**WHAT TO PRODUCE**
Wherever a line holds the word "story", copy that line out.

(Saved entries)
::::::::::
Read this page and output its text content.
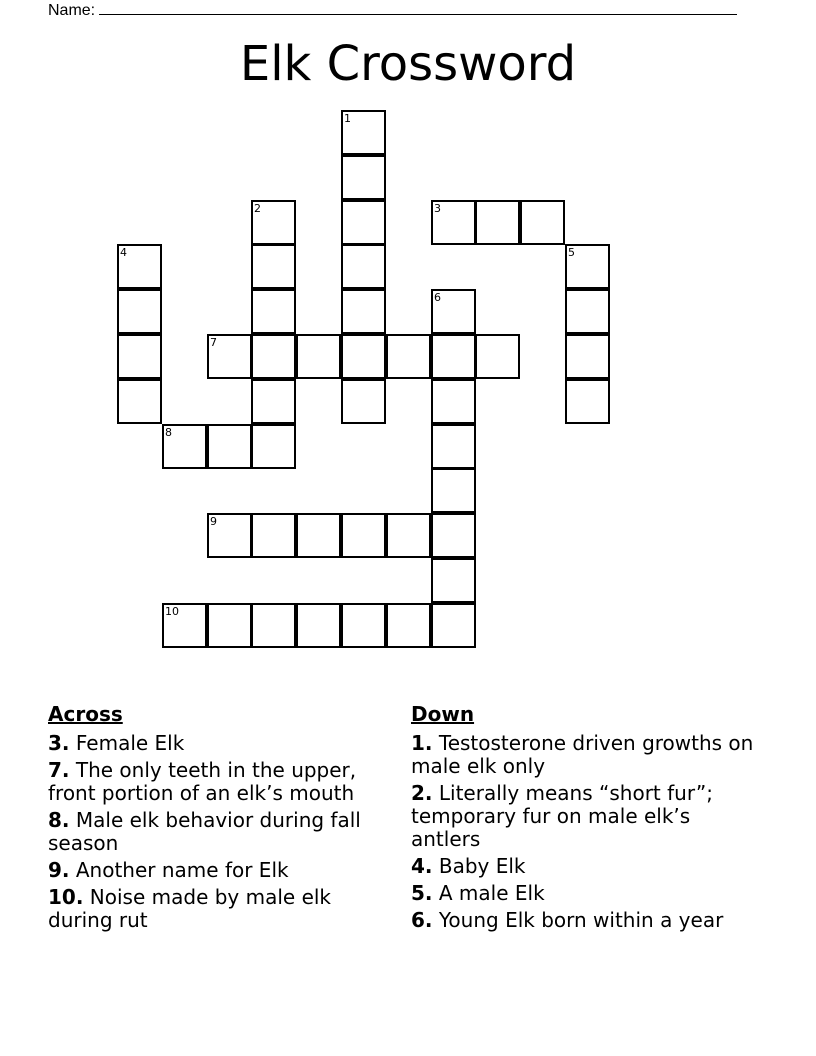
Name:
Elk Crossword
1
2	3
4	5
6
7
8
9
10
Across
3. Female Elk
7. The only teeth in the upper, front portion of an elk’s mouth
8. Male elk behavior during fall season
9. Another name for Elk
10. Noise made by male elk during rut
Down
1. Testosterone driven growths on male elk only
2. Literally means “short fur”; temporary fur on male elk’s antlers
4. Baby Elk
5. A male Elk
6. Young Elk born within a year
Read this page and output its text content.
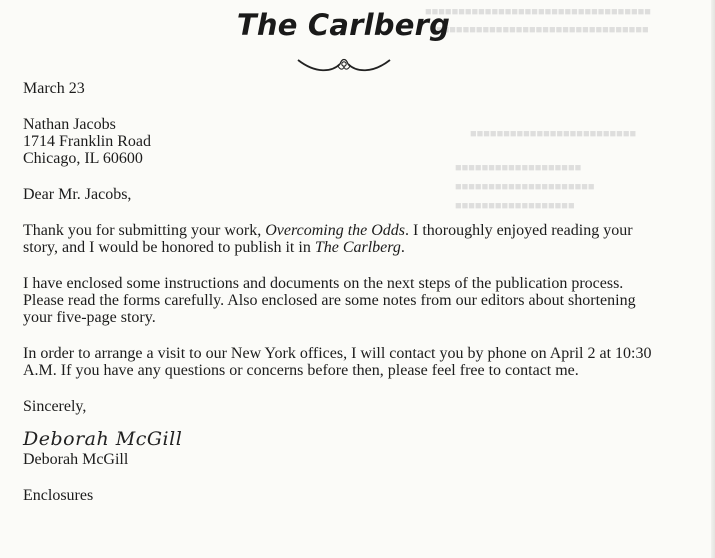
■■■■■■■■■■■■■■■■■■■■■■■■■■■■■■■■■■
■■■■■■■■■■■■■■■■■■■■■■■■■■■■■■■■
■■■■■■■■■■■■■■■■■■■■■■■■■
■■■■■■■■■■■■■■■■■■■
■■■■■■■■■■■■■■■■■■■■■
■■■■■■■■■■■■■■■■■■
The Carlberg

March 23

Nathan Jacobs

1714 Franklin Road

Chicago, IL 60600

Dear Mr. Jacobs,

Thank you for submitting your work, Overcoming the Odds. I thoroughly enjoyed reading your story, and I would be honored to publish it in The Carlberg.

I have enclosed some instructions and documents on the next steps of the publication process. Please read the forms carefully. Also enclosed are some notes from our editors about shortening your five-page story.

In order to arrange a visit to our New York offices, I will contact you by phone on April 2 at 10:30 A.M. If you have any questions or concerns before then, please feel free to contact me.

Sincerely,

Deborah McGill

Deborah McGill

Enclosures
::::::::::
**SOLVED EXERCISE**
Thank you for submitting your work, Overcoming the Odds. I thoroughly enjoyed reading your story, and I would be honored to publish it in The Carlberg.
I have enclosed some instructions and documents on the next steps of the publication process. Please read the forms carefully. Also enclosed are some notes from our editors about shortening your five-page story.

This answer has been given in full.